→ **Source material**
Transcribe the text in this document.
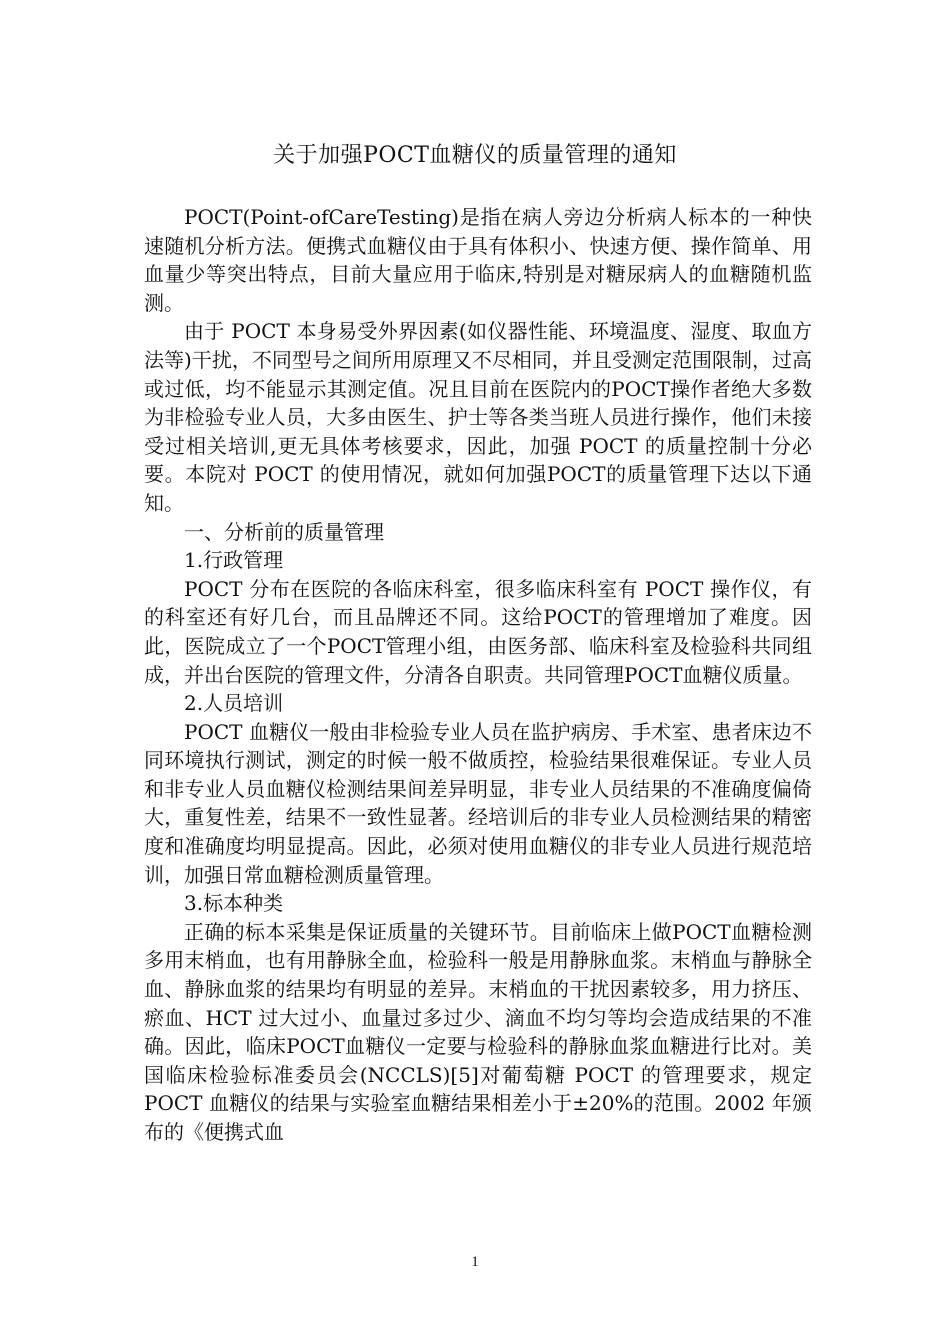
关于加强POCT血糖仪的质量管理的通知

POCT(Point-ofCareTesting)是指在病人旁边分析病人标本的一种快速随机分析方法。便携式血糖仪由于具有体积小、快速方便、操作简单、用血量少等突出特点，目前大量应用于临床,特别是对糖尿病人的血糖随机监测。

由于 POCT 本身易受外界因素(如仪器性能、环境温度、湿度、取血方法等)干扰，不同型号之间所用原理又不尽相同，并且受测定范围限制，过高或过低，均不能显示其测定值。况且目前在医院内的POCT操作者绝大多数为非检验专业人员，大多由医生、护士等各类当班人员进行操作，他们未接受过相关培训,更无具体考核要求，因此，加强 POCT 的质量控制十分必要。本院对 POCT 的使用情况，就如何加强POCT的质量管理下达以下通知。

一、分析前的质量管理

1.行政管理

POCT 分布在医院的各临床科室，很多临床科室有 POCT 操作仪，有的科室还有好几台，而且品牌还不同。这给POCT的管理增加了难度。因此，医院成立了一个POCT管理小组，由医务部、临床科室及检验科共同组成，并出台医院的管理文件，分清各自职责。共同管理POCT血糖仪质量。

2.人员培训

POCT 血糖仪一般由非检验专业人员在监护病房、手术室、患者床边不同环境执行测试，测定的时候一般不做质控，检验结果很难保证。专业人员和非专业人员血糖仪检测结果间差异明显，非专业人员结果的不准确度偏倚大，重复性差，结果不一致性显著。经培训后的非专业人员检测结果的精密度和准确度均明显提高。因此，必须对使用血糖仪的非专业人员进行规范培训，加强日常血糖检测质量管理。

3.标本种类

正确的标本采集是保证质量的关键环节。目前临床上做POCT血糖检测多用末梢血，也有用静脉全血，检验科一般是用静脉血浆。末梢血与静脉全血、静脉血浆的结果均有明显的差异。末梢血的干扰因素较多，用力挤压、瘀血、HCT 过大过小、血量过多过少、滴血不均匀等均会造成结果的不准确。因此，临床POCT血糖仪一定要与检验科的静脉血浆血糖进行比对。美国临床检验标准委员会(NCCLS)[5]对葡萄糖 POCT 的管理要求，规定 POCT 血糖仪的结果与实验室血糖结果相差小于±20%的范围。2002 年颁布的《便携式血

1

→ **What the task requires**
Write out the entries again, exactly as given, skipping any images.

→ **Output for this exercise**
Transcribe the text in this document.
关于加强POCT血糖仪的质量管理的通知

POCT(Point-ofCareTesting)是指在病人旁边分析病人标本的一种快速随机分析方法。便携式血糖仪由于具有体积小、快速方便、操作简单、用血量少等突出特点，目前大量应用于临床,特别是对糖尿病人的血糖随机监测。

由于 POCT 本身易受外界因素(如仪器性能、环境温度、湿度、取血方法等)干扰，不同型号之间所用原理又不尽相同，并且受测定范围限制，过高或过低，均不能显示其测定值。况且目前在医院内的POCT操作者绝大多数为非检验专业人员，大多由医生、护士等各类当班人员进行操作，他们未接受过相关培训,更无具体考核要求，因此，加强 POCT 的质量控制十分必要。本院对 POCT 的使用情况，就如何加强POCT的质量管理下达以下通知。

一、分析前的质量管理

1.行政管理

POCT 分布在医院的各临床科室，很多临床科室有 POCT 操作仪，有的科室还有好几台，而且品牌还不同。这给POCT的管理增加了难度。因此，医院成立了一个POCT管理小组，由医务部、临床科室及检验科共同组成，并出台医院的管理文件，分清各自职责。共同管理POCT血糖仪质量。

2.人员培训

POCT 血糖仪一般由非检验专业人员在监护病房、手术室、患者床边不同环境执行测试，测定的时候一般不做质控，检验结果很难保证。专业人员和非专业人员血糖仪检测结果间差异明显，非专业人员结果的不准确度偏倚大，重复性差，结果不一致性显著。经培训后的非专业人员检测结果的精密度和准确度均明显提高。因此，必须对使用血糖仪的非专业人员进行规范培训，加强日常血糖检测质量管理。

3.标本种类

正确的标本采集是保证质量的关键环节。目前临床上做POCT血糖检测多用末梢血，也有用静脉全血，检验科一般是用静脉血浆。末梢血与静脉全血、静脉血浆的结果均有明显的差异。末梢血的干扰因素较多，用力挤压、瘀血、HCT 过大过小、血量过多过少、滴血不均匀等均会造成结果的不准确。因此，临床POCT血糖仪一定要与检验科的静脉血浆血糖进行比对。美国临床检验标准委员会(NCCLS)[5]对葡萄糖 POCT 的管理要求，规定 POCT 血糖仪的结果与实验室血糖结果相差小于±20%的范围。2002 年颁布的《便携式血

1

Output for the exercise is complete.